■ EXERCISE MATERIALS:
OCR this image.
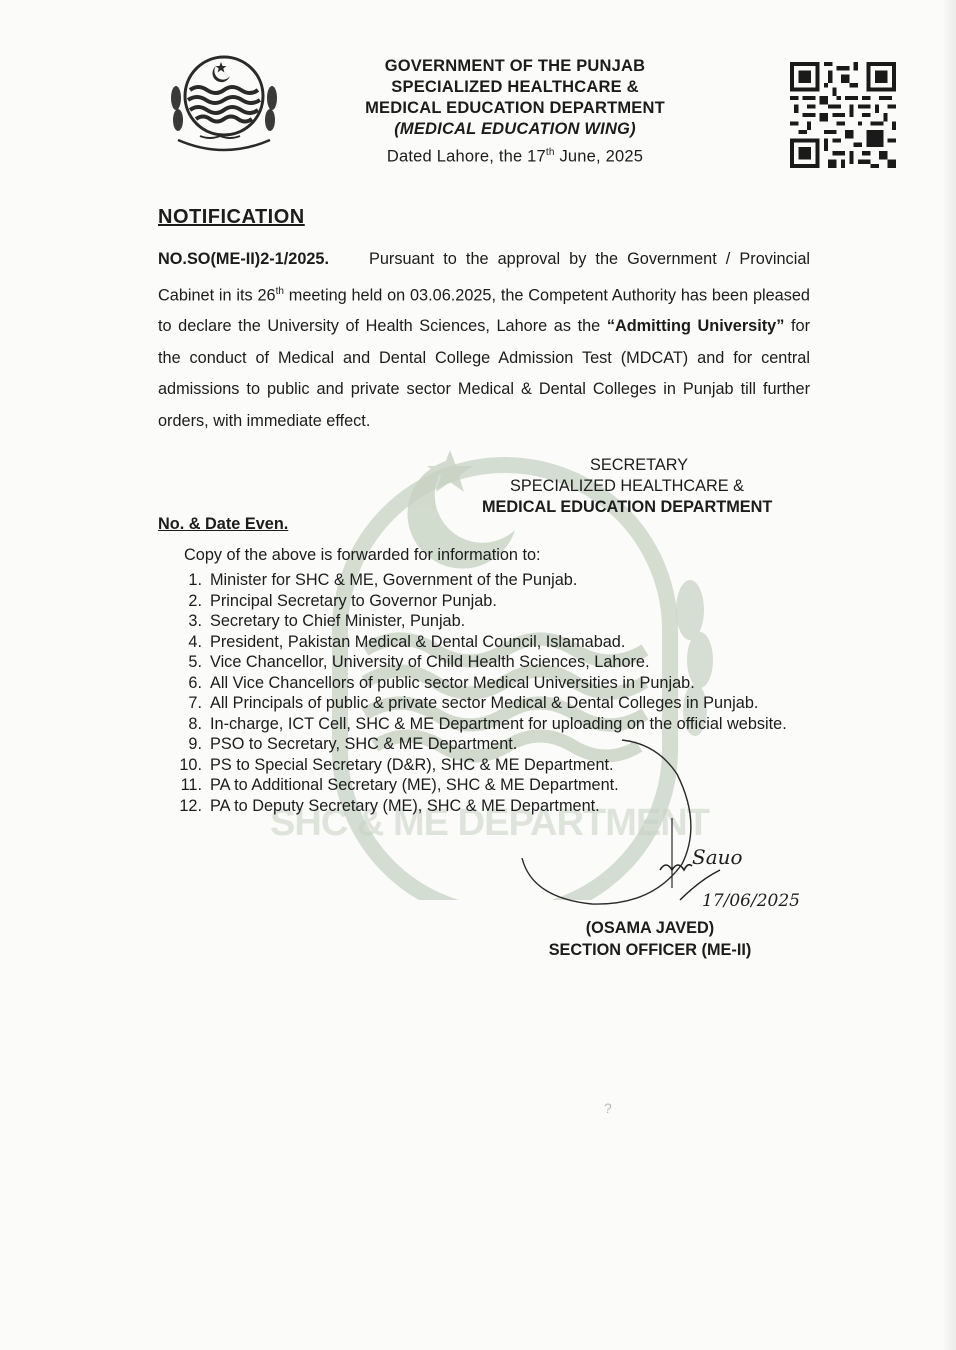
SHC & ME DEPARTMENT
GOVERNMENT OF THE PUNJAB
SPECIALIZED HEALTHCARE &
MEDICAL EDUCATION DEPARTMENT
(MEDICAL EDUCATION WING)
Dated Lahore, the 17th June, 2025
NOTIFICATION
NO.SO(ME-II)2-1/2025. Pursuant to the approval by the Government / Provincial Cabinet in its 26th meeting held on 03.06.2025, the Competent Authority has been pleased to declare the University of Health Sciences, Lahore as the “Admitting University” for the conduct of Medical and Dental College Admission Test (MDCAT) and for central admissions to public and private sector Medical & Dental Colleges in Punjab till further orders, with immediate effect.
SECRETARY
SPECIALIZED HEALTHCARE &
MEDICAL EDUCATION DEPARTMENT
No. & Date Even.
Copy of the above is forwarded for information to:
1. Minister for SHC & ME, Government of the Punjab.
2. Principal Secretary to Governor Punjab.
3. Secretary to Chief Minister, Punjab.
4. President, Pakistan Medical & Dental Council, Islamabad.
5. Vice Chancellor, University of Child Health Sciences, Lahore.
6. All Vice Chancellors of public sector Medical Universities in Punjab.
7. All Principals of public & private sector Medical & Dental Colleges in Punjab.
8. In-charge, ICT Cell, SHC & ME Department for uploading on the official website.
9. PSO to Secretary, SHC & ME Department.
10. PS to Special Secretary (D&R), SHC & ME Department.
11. PA to Additional Secretary (ME), SHC & ME Department.
12. PA to Deputy Secretary (ME), SHC & ME Department.
Sauo
17/06/2025
(OSAMA JAVED)
SECTION OFFICER (ME-II)
?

■ EXERCISE OBJECTIVE:
Reproduce all the records verbatim, excluding images.

■ RESULT BELOW:
OCR this image.
SHC & ME DEPARTMENT
GOVERNMENT OF THE PUNJAB
SPECIALIZED HEALTHCARE &
MEDICAL EDUCATION DEPARTMENT
(MEDICAL EDUCATION WING)
Dated Lahore, the 17th June, 2025
NOTIFICATION
NO.SO(ME-II)2-1/2025. Pursuant to the approval by the Government / Provincial Cabinet in its 26th meeting held on 03.06.2025, the Competent Authority has been pleased to declare the University of Health Sciences, Lahore as the “Admitting University” for the conduct of Medical and Dental College Admission Test (MDCAT) and for central admissions to public and private sector Medical & Dental Colleges in Punjab till further orders, with immediate effect.
SECRETARY
SPECIALIZED HEALTHCARE &
MEDICAL EDUCATION DEPARTMENT
No. & Date Even.
Copy of the above is forwarded for information to:
1. Minister for SHC & ME, Government of the Punjab.
2. Principal Secretary to Governor Punjab.
3. Secretary to Chief Minister, Punjab.
4. President, Pakistan Medical & Dental Council, Islamabad.
5. Vice Chancellor, University of Child Health Sciences, Lahore.
6. All Vice Chancellors of public sector Medical Universities in Punjab.
7. All Principals of public & private sector Medical & Dental Colleges in Punjab.
8. In-charge, ICT Cell, SHC & ME Department for uploading on the official website.
9. PSO to Secretary, SHC & ME Department.
10. PS to Special Secretary (D&R), SHC & ME Department.
11. PA to Additional Secretary (ME), SHC & ME Department.
12. PA to Deputy Secretary (ME), SHC & ME Department.
Sauo
17/06/2025
(OSAMA JAVED)
SECTION OFFICER (ME-II)
?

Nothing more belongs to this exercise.